● **Problem requirements**
Check each line of the listing for the string "Expression", count the lines that have it, and answer with that number only.
[start Supplied information]
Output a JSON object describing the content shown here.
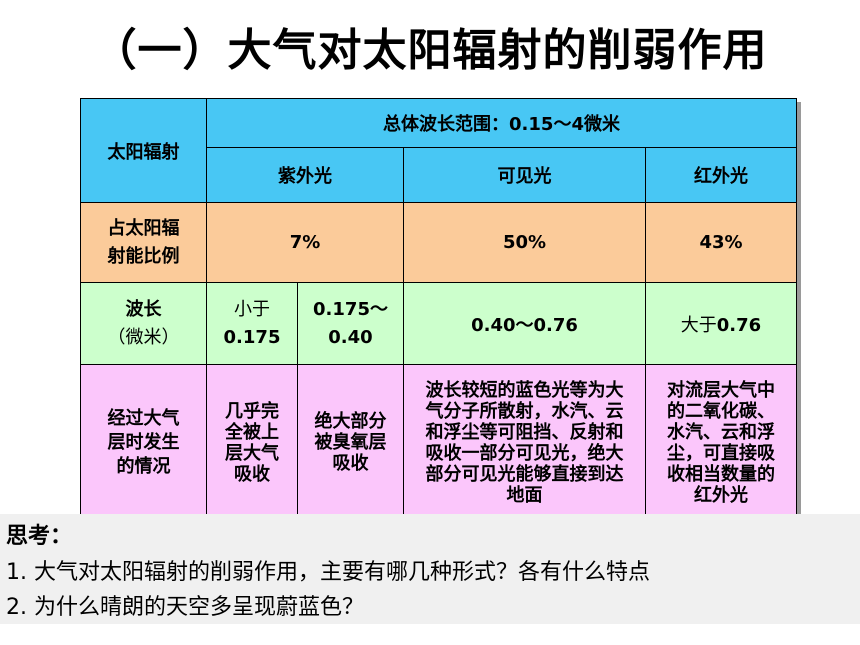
{
  "title": "（一）大气对太阳辐射的削弱作用",
  "table": {
    "corner": "太阳辐射",
    "range": "总体波长范围：0.15～4微米",
    "bands": {
      "uv": "紫外光",
      "visible": "可见光",
      "ir": "红外光"
    },
    "proportion": {
      "label_l1": "占太阳辐",
      "label_l2": "射能比例",
      "uv": "7%",
      "visible": "50%",
      "ir": "43%"
    },
    "wavelength": {
      "label_l1": "波长",
      "label_l2": "（微米）",
      "uv1_l1": "小于",
      "uv1_l2": "0.175",
      "uv2_l1": "0.175～",
      "uv2_l2": "0.40",
      "visible": "0.40～0.76",
      "ir_prefix": "大于",
      "ir_value": "0.76"
    },
    "process": {
      "label_l1": "经过大气",
      "label_l2": "层时发生",
      "label_l3": "的情况",
      "uv1": [
        "几乎完",
        "全被上",
        "层大气",
        "吸收"
      ],
      "uv2": [
        "绝大部分",
        "被臭氧层",
        "吸收"
      ],
      "visible": [
        "波长较短的蓝色光等为大",
        "气分子所散射，水汽、云",
        "和浮尘等可阻挡、反射和",
        "吸收一部分可见光，绝大",
        "部分可见光能够直接到达",
        "地面"
      ],
      "ir": [
        "对流层大气中",
        "的二氧化碳、",
        "水汽、云和浮",
        "尘，可直接吸",
        "收相当数量的",
        "红外光"
      ]
    }
  },
  "think": {
    "label": "思考：",
    "q1": "1.  大气对太阳辐射的削弱作用，主要有哪几种形式？各有什么特点",
    "q2": "2.  为什么晴朗的天空多呈现蔚蓝色？"
  }
}
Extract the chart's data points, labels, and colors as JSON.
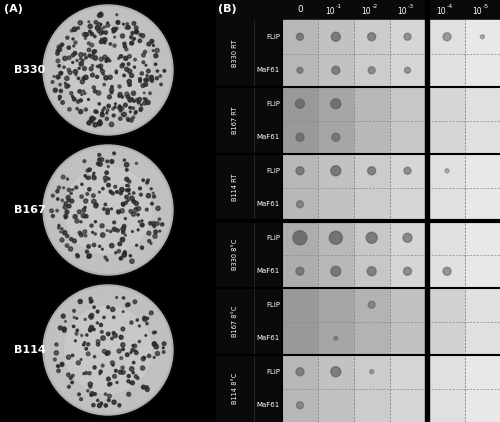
{
  "panel_A_label": "(A)",
  "panel_B_label": "(B)",
  "plate_labels": [
    "B330",
    "B167",
    "B114"
  ],
  "row_labels_left": [
    "B330 RT",
    "B167 RT",
    "B114 RT",
    "B330 8°C",
    "B167 8°C",
    "B114 8°C"
  ],
  "sub_row_labels": [
    "FLiP",
    "MaF61"
  ],
  "col_exponents": [
    "0",
    "-1",
    "-2",
    "-3",
    "-4",
    "-5"
  ],
  "background_color": "#000000",
  "text_color": "#ffffff",
  "spot_color": "#606060",
  "cell_grays": [
    [
      0.72,
      0.76,
      0.8,
      0.84,
      0.88,
      0.91
    ],
    [
      0.72,
      0.76,
      0.8,
      0.84,
      0.88,
      0.91
    ],
    [
      0.6,
      0.65,
      0.72,
      0.78,
      0.84,
      0.88
    ],
    [
      0.6,
      0.65,
      0.72,
      0.78,
      0.84,
      0.88
    ],
    [
      0.72,
      0.76,
      0.8,
      0.84,
      0.88,
      0.91
    ],
    [
      0.72,
      0.76,
      0.8,
      0.84,
      0.88,
      0.91
    ],
    [
      0.68,
      0.72,
      0.78,
      0.84,
      0.88,
      0.91
    ],
    [
      0.68,
      0.72,
      0.78,
      0.84,
      0.88,
      0.91
    ],
    [
      0.6,
      0.65,
      0.7,
      0.76,
      0.82,
      0.88
    ],
    [
      0.6,
      0.65,
      0.7,
      0.76,
      0.82,
      0.88
    ],
    [
      0.72,
      0.76,
      0.8,
      0.84,
      0.88,
      0.91
    ],
    [
      0.72,
      0.76,
      0.8,
      0.84,
      0.88,
      0.91
    ]
  ],
  "spots": [
    [
      [
        7,
        0.7
      ],
      [
        9,
        0.72
      ],
      [
        8,
        0.65
      ],
      [
        7,
        0.58
      ],
      [
        8,
        0.55
      ],
      [
        4,
        0.45
      ]
    ],
    [
      [
        6,
        0.65
      ],
      [
        8,
        0.68
      ],
      [
        7,
        0.6
      ],
      [
        6,
        0.55
      ],
      [
        0,
        0
      ],
      [
        0,
        0
      ]
    ],
    [
      [
        9,
        0.75
      ],
      [
        10,
        0.75
      ],
      [
        0,
        0
      ],
      [
        0,
        0
      ],
      [
        0,
        0
      ],
      [
        0,
        0
      ]
    ],
    [
      [
        8,
        0.7
      ],
      [
        8,
        0.68
      ],
      [
        0,
        0
      ],
      [
        0,
        0
      ],
      [
        0,
        0
      ],
      [
        0,
        0
      ]
    ],
    [
      [
        8,
        0.7
      ],
      [
        10,
        0.75
      ],
      [
        8,
        0.68
      ],
      [
        7,
        0.6
      ],
      [
        4,
        0.42
      ],
      [
        0,
        0
      ]
    ],
    [
      [
        7,
        0.6
      ],
      [
        0,
        0
      ],
      [
        0,
        0
      ],
      [
        0,
        0
      ],
      [
        0,
        0
      ],
      [
        0,
        0
      ]
    ],
    [
      [
        14,
        0.8
      ],
      [
        13,
        0.78
      ],
      [
        11,
        0.72
      ],
      [
        9,
        0.65
      ],
      [
        0,
        0
      ],
      [
        0,
        0
      ]
    ],
    [
      [
        8,
        0.68
      ],
      [
        10,
        0.72
      ],
      [
        9,
        0.68
      ],
      [
        8,
        0.62
      ],
      [
        8,
        0.58
      ],
      [
        0,
        0
      ]
    ],
    [
      [
        0,
        0
      ],
      [
        0,
        0
      ],
      [
        7,
        0.55
      ],
      [
        0,
        0
      ],
      [
        0,
        0
      ],
      [
        0,
        0
      ]
    ],
    [
      [
        0,
        0
      ],
      [
        4,
        0.5
      ],
      [
        0,
        0
      ],
      [
        0,
        0
      ],
      [
        0,
        0
      ],
      [
        0,
        0
      ]
    ],
    [
      [
        8,
        0.65
      ],
      [
        10,
        0.7
      ],
      [
        4,
        0.48
      ],
      [
        0,
        0
      ],
      [
        0,
        0
      ],
      [
        0,
        0
      ]
    ],
    [
      [
        7,
        0.58
      ],
      [
        0,
        0
      ],
      [
        0,
        0
      ],
      [
        0,
        0
      ],
      [
        0,
        0
      ],
      [
        0,
        0
      ]
    ]
  ]
}
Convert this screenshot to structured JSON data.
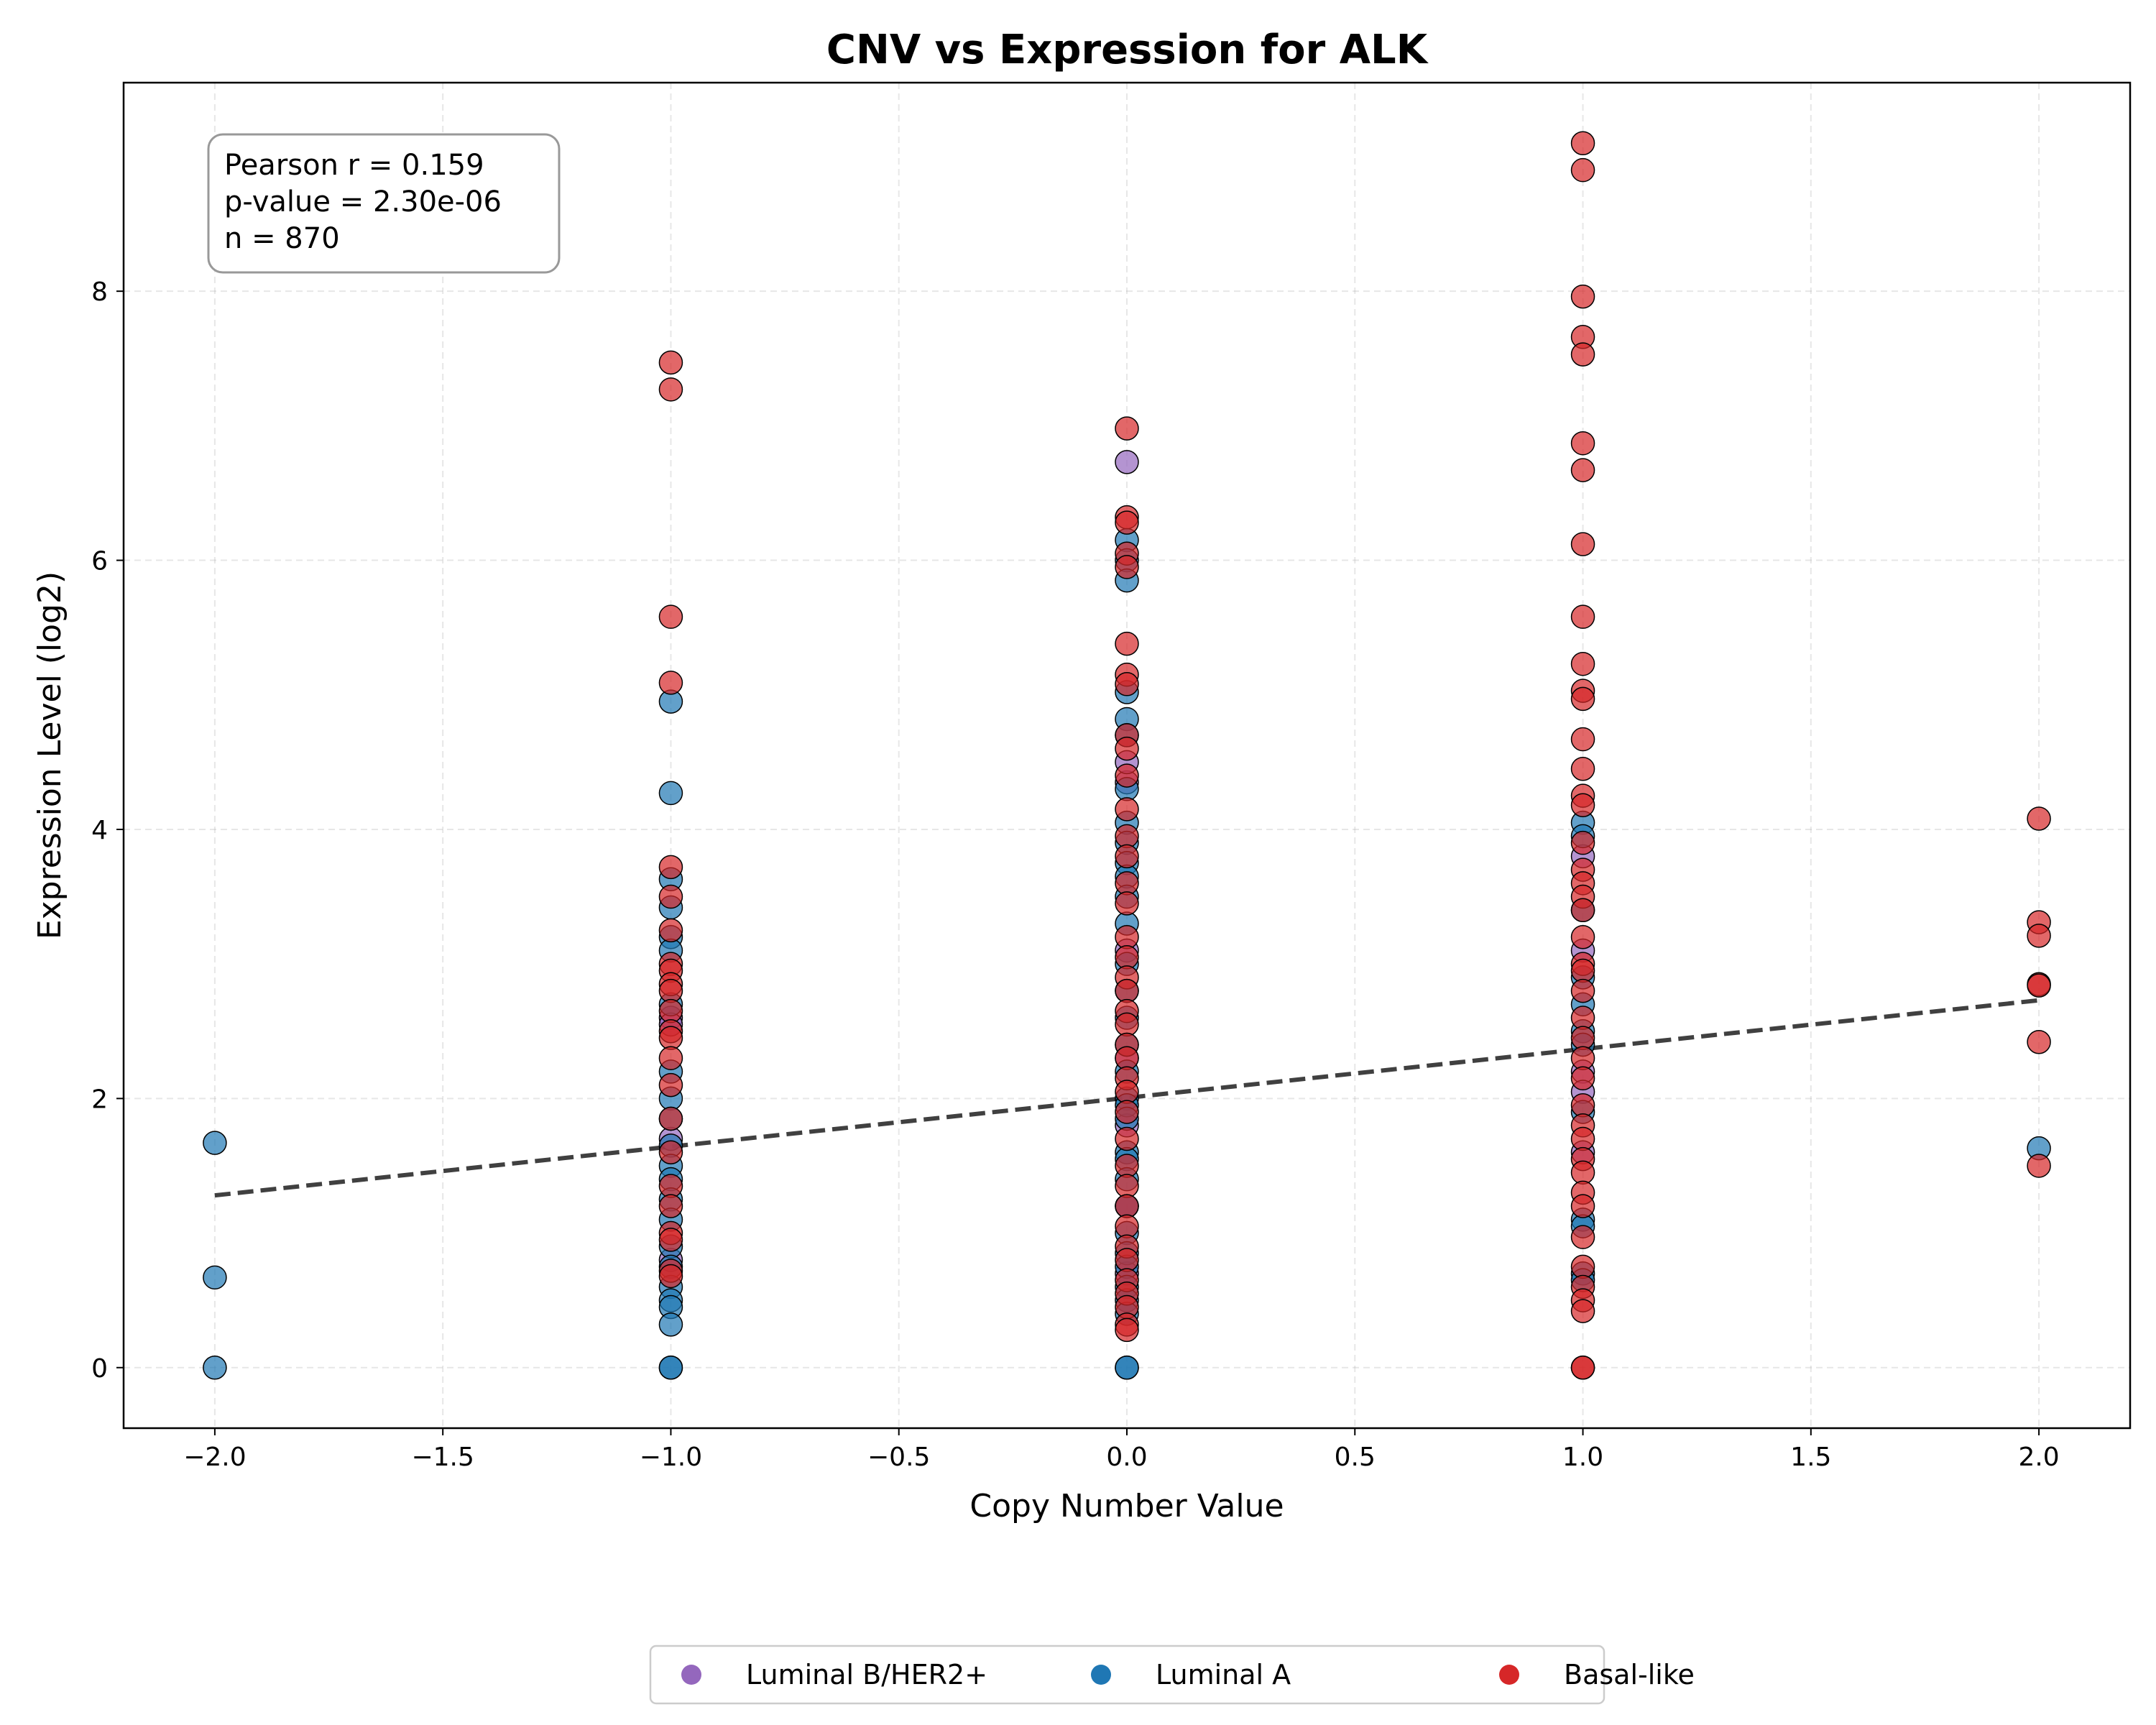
{
  "chart_data": {
    "type": "scatter",
    "title": "CNV vs Expression for ALK",
    "xlabel": "Copy Number Value",
    "ylabel": "Expression Level (log2)",
    "xlim": [
      -2.2,
      2.2
    ],
    "ylim": [
      -0.45,
      9.55
    ],
    "xticks": [
      -2.0,
      -1.5,
      -1.0,
      -0.5,
      0.0,
      0.5,
      1.0,
      1.5,
      2.0
    ],
    "xtick_labels": [
      "−2.0",
      "−1.5",
      "−1.0",
      "−0.5",
      "0.0",
      "0.5",
      "1.0",
      "1.5",
      "2.0"
    ],
    "yticks": [
      0,
      2,
      4,
      6,
      8
    ],
    "ytick_labels": [
      "0",
      "2",
      "4",
      "6",
      "8"
    ],
    "grid": true,
    "legend_position": "bottom-center",
    "stats_text": [
      "Pearson r = 0.159",
      "p-value = 2.30e-06",
      "n = 870"
    ],
    "regression_line": {
      "x": [
        -2.0,
        2.0
      ],
      "y": [
        1.28,
        2.73
      ]
    },
    "series": [
      {
        "name": "Luminal B/HER2+",
        "color": "#9467bd",
        "points": [
          [
            0,
            6.73
          ],
          [
            0,
            4.35
          ],
          [
            0,
            4.5
          ],
          [
            0,
            3.1
          ],
          [
            0,
            2.3
          ],
          [
            0,
            1.8
          ],
          [
            0,
            1.2
          ],
          [
            0,
            0.7
          ],
          [
            -1,
            2.6
          ],
          [
            -1,
            2.55
          ],
          [
            -1,
            1.7
          ],
          [
            -1,
            0.8
          ],
          [
            1,
            3.8
          ],
          [
            1,
            3.1
          ],
          [
            1,
            2.2
          ],
          [
            1,
            2.05
          ],
          [
            1,
            1.6
          ]
        ]
      },
      {
        "name": "Luminal A",
        "color": "#1f77b4",
        "points": [
          [
            -2,
            1.67
          ],
          [
            -2,
            0.67
          ],
          [
            -2,
            0.0
          ],
          [
            -1,
            4.95
          ],
          [
            -1,
            4.27
          ],
          [
            -1,
            3.63
          ],
          [
            -1,
            3.42
          ],
          [
            -1,
            3.2
          ],
          [
            -1,
            3.1
          ],
          [
            -1,
            2.7
          ],
          [
            -1,
            2.2
          ],
          [
            -1,
            2.0
          ],
          [
            -1,
            1.85
          ],
          [
            -1,
            1.65
          ],
          [
            -1,
            1.5
          ],
          [
            -1,
            1.4
          ],
          [
            -1,
            1.25
          ],
          [
            -1,
            1.1
          ],
          [
            -1,
            0.9
          ],
          [
            -1,
            0.75
          ],
          [
            -1,
            0.6
          ],
          [
            -1,
            0.5
          ],
          [
            -1,
            0.45
          ],
          [
            -1,
            0.32
          ],
          [
            -1,
            0.0
          ],
          [
            -1,
            0.0
          ],
          [
            0,
            6.15
          ],
          [
            0,
            6.0
          ],
          [
            0,
            5.85
          ],
          [
            0,
            5.02
          ],
          [
            0,
            4.82
          ],
          [
            0,
            4.7
          ],
          [
            0,
            4.3
          ],
          [
            0,
            4.05
          ],
          [
            0,
            3.9
          ],
          [
            0,
            3.75
          ],
          [
            0,
            3.65
          ],
          [
            0,
            3.5
          ],
          [
            0,
            3.3
          ],
          [
            0,
            3.0
          ],
          [
            0,
            2.8
          ],
          [
            0,
            2.6
          ],
          [
            0,
            2.4
          ],
          [
            0,
            2.2
          ],
          [
            0,
            2.0
          ],
          [
            0,
            1.95
          ],
          [
            0,
            1.85
          ],
          [
            0,
            1.6
          ],
          [
            0,
            1.55
          ],
          [
            0,
            1.4
          ],
          [
            0,
            1.2
          ],
          [
            0,
            1.0
          ],
          [
            0,
            0.85
          ],
          [
            0,
            0.75
          ],
          [
            0,
            0.6
          ],
          [
            0,
            0.5
          ],
          [
            0,
            0.4
          ],
          [
            0,
            0.0
          ],
          [
            0,
            0.0
          ],
          [
            1,
            4.05
          ],
          [
            1,
            3.95
          ],
          [
            1,
            3.4
          ],
          [
            1,
            2.9
          ],
          [
            1,
            2.7
          ],
          [
            1,
            2.5
          ],
          [
            1,
            2.4
          ],
          [
            1,
            1.9
          ],
          [
            1,
            1.1
          ],
          [
            1,
            1.05
          ],
          [
            1,
            0.7
          ],
          [
            1,
            0.65
          ],
          [
            2,
            1.63
          ]
        ]
      },
      {
        "name": "Basal-like",
        "color": "#d62728",
        "points": [
          [
            -1,
            7.47
          ],
          [
            -1,
            7.27
          ],
          [
            -1,
            5.58
          ],
          [
            -1,
            5.09
          ],
          [
            -1,
            3.72
          ],
          [
            -1,
            3.5
          ],
          [
            -1,
            3.25
          ],
          [
            -1,
            3.0
          ],
          [
            -1,
            2.95
          ],
          [
            -1,
            2.85
          ],
          [
            -1,
            2.8
          ],
          [
            -1,
            2.65
          ],
          [
            -1,
            2.5
          ],
          [
            -1,
            2.45
          ],
          [
            -1,
            2.3
          ],
          [
            -1,
            2.1
          ],
          [
            -1,
            1.85
          ],
          [
            -1,
            1.6
          ],
          [
            -1,
            1.35
          ],
          [
            -1,
            1.2
          ],
          [
            -1,
            1.0
          ],
          [
            -1,
            0.95
          ],
          [
            -1,
            0.72
          ],
          [
            -1,
            0.68
          ],
          [
            0,
            6.98
          ],
          [
            0,
            6.32
          ],
          [
            0,
            6.28
          ],
          [
            0,
            6.05
          ],
          [
            0,
            5.95
          ],
          [
            0,
            5.38
          ],
          [
            0,
            5.15
          ],
          [
            0,
            5.08
          ],
          [
            0,
            4.7
          ],
          [
            0,
            4.6
          ],
          [
            0,
            4.4
          ],
          [
            0,
            4.15
          ],
          [
            0,
            3.95
          ],
          [
            0,
            3.8
          ],
          [
            0,
            3.6
          ],
          [
            0,
            3.45
          ],
          [
            0,
            3.2
          ],
          [
            0,
            3.05
          ],
          [
            0,
            2.9
          ],
          [
            0,
            2.8
          ],
          [
            0,
            2.65
          ],
          [
            0,
            2.55
          ],
          [
            0,
            2.4
          ],
          [
            0,
            2.3
          ],
          [
            0,
            2.15
          ],
          [
            0,
            2.05
          ],
          [
            0,
            1.9
          ],
          [
            0,
            1.7
          ],
          [
            0,
            1.5
          ],
          [
            0,
            1.35
          ],
          [
            0,
            1.2
          ],
          [
            0,
            1.05
          ],
          [
            0,
            0.9
          ],
          [
            0,
            0.8
          ],
          [
            0,
            0.65
          ],
          [
            0,
            0.55
          ],
          [
            0,
            0.45
          ],
          [
            0,
            0.32
          ],
          [
            0,
            0.28
          ],
          [
            1,
            9.1
          ],
          [
            1,
            8.9
          ],
          [
            1,
            7.96
          ],
          [
            1,
            7.66
          ],
          [
            1,
            7.53
          ],
          [
            1,
            6.87
          ],
          [
            1,
            6.67
          ],
          [
            1,
            6.12
          ],
          [
            1,
            5.58
          ],
          [
            1,
            5.23
          ],
          [
            1,
            5.03
          ],
          [
            1,
            4.97
          ],
          [
            1,
            4.67
          ],
          [
            1,
            4.45
          ],
          [
            1,
            4.25
          ],
          [
            1,
            4.18
          ],
          [
            1,
            3.9
          ],
          [
            1,
            3.7
          ],
          [
            1,
            3.6
          ],
          [
            1,
            3.5
          ],
          [
            1,
            3.4
          ],
          [
            1,
            3.2
          ],
          [
            1,
            3.0
          ],
          [
            1,
            2.95
          ],
          [
            1,
            2.8
          ],
          [
            1,
            2.6
          ],
          [
            1,
            2.45
          ],
          [
            1,
            2.3
          ],
          [
            1,
            2.15
          ],
          [
            1,
            1.95
          ],
          [
            1,
            1.8
          ],
          [
            1,
            1.7
          ],
          [
            1,
            1.55
          ],
          [
            1,
            1.45
          ],
          [
            1,
            1.3
          ],
          [
            1,
            1.2
          ],
          [
            1,
            0.97
          ],
          [
            1,
            0.75
          ],
          [
            1,
            0.6
          ],
          [
            1,
            0.5
          ],
          [
            1,
            0.42
          ],
          [
            1,
            0.0
          ],
          [
            1,
            0.0
          ],
          [
            2,
            4.08
          ],
          [
            2,
            3.31
          ],
          [
            2,
            3.21
          ],
          [
            2,
            2.85
          ],
          [
            2,
            2.84
          ],
          [
            2,
            2.42
          ],
          [
            2,
            1.5
          ]
        ]
      }
    ]
  }
}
[end Supplied information]
● **Exercise response**
2